┌──
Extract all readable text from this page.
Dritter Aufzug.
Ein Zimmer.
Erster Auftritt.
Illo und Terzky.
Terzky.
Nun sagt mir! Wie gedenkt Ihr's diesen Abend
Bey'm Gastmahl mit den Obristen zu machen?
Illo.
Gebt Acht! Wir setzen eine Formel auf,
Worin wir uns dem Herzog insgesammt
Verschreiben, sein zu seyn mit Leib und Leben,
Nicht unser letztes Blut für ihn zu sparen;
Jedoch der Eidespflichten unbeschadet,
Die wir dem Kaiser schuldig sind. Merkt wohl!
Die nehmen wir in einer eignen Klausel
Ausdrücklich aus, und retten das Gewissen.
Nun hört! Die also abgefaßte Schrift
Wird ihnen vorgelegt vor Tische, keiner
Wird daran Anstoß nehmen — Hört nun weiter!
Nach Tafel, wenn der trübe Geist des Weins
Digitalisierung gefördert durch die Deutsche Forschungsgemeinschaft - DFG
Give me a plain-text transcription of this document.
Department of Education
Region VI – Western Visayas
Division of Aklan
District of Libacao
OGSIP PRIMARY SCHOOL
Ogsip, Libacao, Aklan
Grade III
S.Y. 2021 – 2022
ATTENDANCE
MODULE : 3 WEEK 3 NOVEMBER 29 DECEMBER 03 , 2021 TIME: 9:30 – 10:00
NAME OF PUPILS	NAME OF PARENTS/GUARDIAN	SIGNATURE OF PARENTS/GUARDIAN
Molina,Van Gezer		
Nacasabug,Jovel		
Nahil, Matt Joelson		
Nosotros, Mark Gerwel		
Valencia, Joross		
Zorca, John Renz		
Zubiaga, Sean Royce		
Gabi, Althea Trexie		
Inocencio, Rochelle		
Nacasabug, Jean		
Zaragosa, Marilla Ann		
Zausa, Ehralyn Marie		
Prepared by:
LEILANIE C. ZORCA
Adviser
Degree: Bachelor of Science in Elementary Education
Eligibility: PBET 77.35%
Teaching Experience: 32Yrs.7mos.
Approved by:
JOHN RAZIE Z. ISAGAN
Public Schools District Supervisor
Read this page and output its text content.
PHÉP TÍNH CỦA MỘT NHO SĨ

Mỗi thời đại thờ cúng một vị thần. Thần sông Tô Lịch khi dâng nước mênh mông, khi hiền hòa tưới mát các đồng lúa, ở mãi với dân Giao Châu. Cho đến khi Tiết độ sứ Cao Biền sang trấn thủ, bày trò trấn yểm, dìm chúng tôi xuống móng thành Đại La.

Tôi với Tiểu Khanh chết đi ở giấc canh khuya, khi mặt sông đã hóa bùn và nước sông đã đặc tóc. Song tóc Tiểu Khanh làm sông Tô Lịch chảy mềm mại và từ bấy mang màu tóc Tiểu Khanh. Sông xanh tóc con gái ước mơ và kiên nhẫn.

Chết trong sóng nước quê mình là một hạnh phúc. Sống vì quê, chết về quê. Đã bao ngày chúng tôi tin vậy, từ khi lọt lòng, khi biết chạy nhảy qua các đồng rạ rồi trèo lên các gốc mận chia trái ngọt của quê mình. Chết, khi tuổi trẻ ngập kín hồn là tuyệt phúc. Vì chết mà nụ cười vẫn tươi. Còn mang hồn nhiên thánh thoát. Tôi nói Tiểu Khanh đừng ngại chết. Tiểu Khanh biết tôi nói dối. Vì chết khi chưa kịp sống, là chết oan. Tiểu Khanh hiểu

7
└──
■ **Your task**
Pick out every line with the string "chúng" and copy it.

■ **Reply to the exercise**
Mỗi thời đại thờ cúng một vị thần. Thần sông Tô Lịch khi dâng nước mênh mông, khi hiền hòa tưới mát các đồng lúa, ở mãi với dân Giao Châu. Cho đến khi Tiết độ sứ Cao Biền sang trấn thủ, bày trò trấn yểm, dìm chúng tôi xuống móng thành Đại La.
Chết trong sóng nước quê mình là một hạnh phúc. Sống vì quê, chết về quê. Đã bao ngày chúng tôi tin vậy, từ khi lọt lòng, khi biết chạy nhảy qua các đồng rạ rồi trèo lên các gốc mận chia trái ngọt của quê mình. Chết, khi tuổi trẻ ngập kín hồn là tuyệt phúc. Vì chết mà nụ cười vẫn tươi. Còn mang hồn nhiên thánh thoát. Tôi nói Tiểu Khanh đừng ngại chết. Tiểu Khanh biết tôi nói dối. Vì chết khi chưa kịp sống, là chết oan. Tiểu Khanh hiểu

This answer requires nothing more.